| YOUR OBJECTIVE |
Output exactly the lines between the line that contains "Parse this screenshot: output" and the last line of the material, counting both.
— start RECORDED INFORMATION —
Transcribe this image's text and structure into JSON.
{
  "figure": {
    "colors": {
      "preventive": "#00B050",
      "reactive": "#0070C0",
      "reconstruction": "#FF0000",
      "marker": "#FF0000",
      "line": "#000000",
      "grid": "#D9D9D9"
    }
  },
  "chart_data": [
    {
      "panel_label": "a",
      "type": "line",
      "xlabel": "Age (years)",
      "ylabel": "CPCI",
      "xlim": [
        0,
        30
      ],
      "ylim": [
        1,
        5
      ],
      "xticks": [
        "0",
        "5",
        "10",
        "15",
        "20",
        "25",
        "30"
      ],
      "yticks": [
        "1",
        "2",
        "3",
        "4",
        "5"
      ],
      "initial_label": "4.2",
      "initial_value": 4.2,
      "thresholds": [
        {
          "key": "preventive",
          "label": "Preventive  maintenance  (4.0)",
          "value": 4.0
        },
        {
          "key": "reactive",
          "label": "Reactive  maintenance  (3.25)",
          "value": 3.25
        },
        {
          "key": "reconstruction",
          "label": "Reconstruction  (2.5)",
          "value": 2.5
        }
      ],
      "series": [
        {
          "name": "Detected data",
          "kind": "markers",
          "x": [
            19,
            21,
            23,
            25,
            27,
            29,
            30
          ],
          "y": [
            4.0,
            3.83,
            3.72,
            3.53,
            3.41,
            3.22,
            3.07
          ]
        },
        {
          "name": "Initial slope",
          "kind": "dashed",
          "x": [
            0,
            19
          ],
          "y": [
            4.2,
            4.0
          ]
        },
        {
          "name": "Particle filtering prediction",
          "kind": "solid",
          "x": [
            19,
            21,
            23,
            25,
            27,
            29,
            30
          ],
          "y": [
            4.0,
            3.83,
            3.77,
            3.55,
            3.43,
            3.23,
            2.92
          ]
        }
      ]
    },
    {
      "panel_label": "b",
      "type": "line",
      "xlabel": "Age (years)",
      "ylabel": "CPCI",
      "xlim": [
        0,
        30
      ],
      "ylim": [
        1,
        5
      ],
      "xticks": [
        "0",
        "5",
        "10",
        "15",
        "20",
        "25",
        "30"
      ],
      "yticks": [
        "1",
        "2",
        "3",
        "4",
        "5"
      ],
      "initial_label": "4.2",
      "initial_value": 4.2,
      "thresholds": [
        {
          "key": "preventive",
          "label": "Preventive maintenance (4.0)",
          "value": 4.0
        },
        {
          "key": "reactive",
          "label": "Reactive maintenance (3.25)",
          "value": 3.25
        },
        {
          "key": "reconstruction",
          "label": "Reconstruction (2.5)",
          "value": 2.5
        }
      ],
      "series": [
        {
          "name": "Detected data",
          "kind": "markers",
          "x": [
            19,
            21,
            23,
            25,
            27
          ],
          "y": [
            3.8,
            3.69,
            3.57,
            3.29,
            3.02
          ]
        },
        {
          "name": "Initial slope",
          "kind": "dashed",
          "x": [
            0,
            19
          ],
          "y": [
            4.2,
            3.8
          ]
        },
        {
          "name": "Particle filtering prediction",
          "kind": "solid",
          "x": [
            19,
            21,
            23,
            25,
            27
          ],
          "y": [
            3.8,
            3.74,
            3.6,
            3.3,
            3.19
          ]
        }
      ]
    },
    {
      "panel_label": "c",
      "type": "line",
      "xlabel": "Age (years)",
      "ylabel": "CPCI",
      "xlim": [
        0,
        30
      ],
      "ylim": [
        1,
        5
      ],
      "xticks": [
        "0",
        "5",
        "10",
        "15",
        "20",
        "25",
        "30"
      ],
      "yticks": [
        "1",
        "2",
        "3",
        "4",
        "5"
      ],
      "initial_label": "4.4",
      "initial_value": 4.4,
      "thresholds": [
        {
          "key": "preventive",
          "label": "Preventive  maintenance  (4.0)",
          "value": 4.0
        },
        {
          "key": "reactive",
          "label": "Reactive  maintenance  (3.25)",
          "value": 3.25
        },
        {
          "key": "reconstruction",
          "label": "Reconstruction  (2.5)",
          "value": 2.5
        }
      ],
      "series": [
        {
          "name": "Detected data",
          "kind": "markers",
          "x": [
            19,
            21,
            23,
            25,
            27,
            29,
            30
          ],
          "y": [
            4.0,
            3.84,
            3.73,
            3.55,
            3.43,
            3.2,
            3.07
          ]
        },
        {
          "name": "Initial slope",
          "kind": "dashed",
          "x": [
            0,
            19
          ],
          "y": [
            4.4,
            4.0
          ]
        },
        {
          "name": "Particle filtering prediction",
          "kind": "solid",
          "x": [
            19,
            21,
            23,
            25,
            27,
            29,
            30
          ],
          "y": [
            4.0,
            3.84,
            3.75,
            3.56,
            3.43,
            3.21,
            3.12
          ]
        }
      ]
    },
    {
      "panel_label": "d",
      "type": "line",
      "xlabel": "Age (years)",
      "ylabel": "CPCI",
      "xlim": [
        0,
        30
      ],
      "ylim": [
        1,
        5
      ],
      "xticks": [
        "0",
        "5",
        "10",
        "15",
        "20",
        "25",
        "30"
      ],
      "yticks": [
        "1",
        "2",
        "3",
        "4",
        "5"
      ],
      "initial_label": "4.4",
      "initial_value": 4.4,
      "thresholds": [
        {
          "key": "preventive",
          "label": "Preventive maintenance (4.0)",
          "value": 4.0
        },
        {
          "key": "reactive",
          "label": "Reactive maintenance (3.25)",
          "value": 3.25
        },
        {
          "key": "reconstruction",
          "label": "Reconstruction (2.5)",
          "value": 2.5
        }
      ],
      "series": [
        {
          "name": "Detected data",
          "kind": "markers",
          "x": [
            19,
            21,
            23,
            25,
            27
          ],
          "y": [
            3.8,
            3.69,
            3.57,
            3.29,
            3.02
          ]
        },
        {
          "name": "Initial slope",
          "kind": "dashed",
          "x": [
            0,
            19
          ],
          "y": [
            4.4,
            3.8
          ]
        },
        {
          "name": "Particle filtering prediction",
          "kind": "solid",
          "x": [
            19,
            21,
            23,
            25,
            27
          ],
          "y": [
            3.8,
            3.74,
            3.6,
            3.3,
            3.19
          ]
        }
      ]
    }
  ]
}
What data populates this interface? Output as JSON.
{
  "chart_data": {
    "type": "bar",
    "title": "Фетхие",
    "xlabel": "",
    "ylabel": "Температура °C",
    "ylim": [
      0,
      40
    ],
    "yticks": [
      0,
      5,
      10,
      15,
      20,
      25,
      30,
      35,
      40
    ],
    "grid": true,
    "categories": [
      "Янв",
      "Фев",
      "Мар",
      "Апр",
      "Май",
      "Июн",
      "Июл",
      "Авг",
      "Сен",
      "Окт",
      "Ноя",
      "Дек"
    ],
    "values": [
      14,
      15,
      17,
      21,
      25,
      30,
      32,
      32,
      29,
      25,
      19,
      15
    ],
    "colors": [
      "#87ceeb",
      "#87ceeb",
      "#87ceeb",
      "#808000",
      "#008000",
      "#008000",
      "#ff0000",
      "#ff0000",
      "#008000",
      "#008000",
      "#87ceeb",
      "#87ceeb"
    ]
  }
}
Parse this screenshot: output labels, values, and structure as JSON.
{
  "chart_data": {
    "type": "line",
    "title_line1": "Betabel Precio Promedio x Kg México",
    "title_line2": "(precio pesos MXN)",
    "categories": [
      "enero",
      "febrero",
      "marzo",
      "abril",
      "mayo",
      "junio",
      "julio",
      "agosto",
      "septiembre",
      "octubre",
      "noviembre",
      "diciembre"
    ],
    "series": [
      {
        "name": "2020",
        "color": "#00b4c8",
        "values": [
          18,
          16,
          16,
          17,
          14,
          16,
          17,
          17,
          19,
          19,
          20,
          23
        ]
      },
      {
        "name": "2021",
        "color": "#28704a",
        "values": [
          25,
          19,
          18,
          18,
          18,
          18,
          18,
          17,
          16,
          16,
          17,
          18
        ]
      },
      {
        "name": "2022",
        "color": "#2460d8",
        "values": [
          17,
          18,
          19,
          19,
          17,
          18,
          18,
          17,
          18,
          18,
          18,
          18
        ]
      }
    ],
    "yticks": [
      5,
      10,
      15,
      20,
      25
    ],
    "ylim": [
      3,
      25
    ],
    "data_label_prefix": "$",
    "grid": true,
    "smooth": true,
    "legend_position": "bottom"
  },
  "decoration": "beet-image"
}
— end RECORDED INFORMATION —
| SOLUTION TO THIS EXERCISE |
Parse this screenshot: output labels, values, and structure as JSON.
{
  "chart_data": {
    "type": "line",
    "title_line1": "Betabel Precio Promedio x Kg México",
    "title_line2": "(precio pesos MXN)",
    "categories": [
      "enero",
      "febrero",
      "marzo",
      "abril",
      "mayo",
      "junio",
      "julio",
      "agosto",
      "septiembre",
      "octubre",
      "noviembre",
      "diciembre"
    ],
    "series": [
      {
        "name": "2020",
        "color": "#00b4c8",
        "values": [
          18,
          16,
          16,
          17,
          14,
          16,
          17,
          17,
          19,
          19,
          20,
          23
        ]
      },
      {
        "name": "2021",
        "color": "#28704a",
        "values": [
          25,
          19,
          18,
          18,
          18,
          18,
          18,
          17,
          16,
          16,
          17,
          18
        ]
      },
      {
        "name": "2022",
        "color": "#2460d8",
        "values": [
          17,
          18,
          19,
          19,
          17,
          18,
          18,
          17,
          18,
          18,
          18,
          18
        ]
      }
    ],
    "yticks": [
      5,
      10,
      15,
      20,
      25
    ],
    "ylim": [
      3,
      25
    ],
    "data_label_prefix": "$",
    "grid": true,
    "smooth": true,
    "legend_position": "bottom"
  },
  "decoration": "beet-image"
}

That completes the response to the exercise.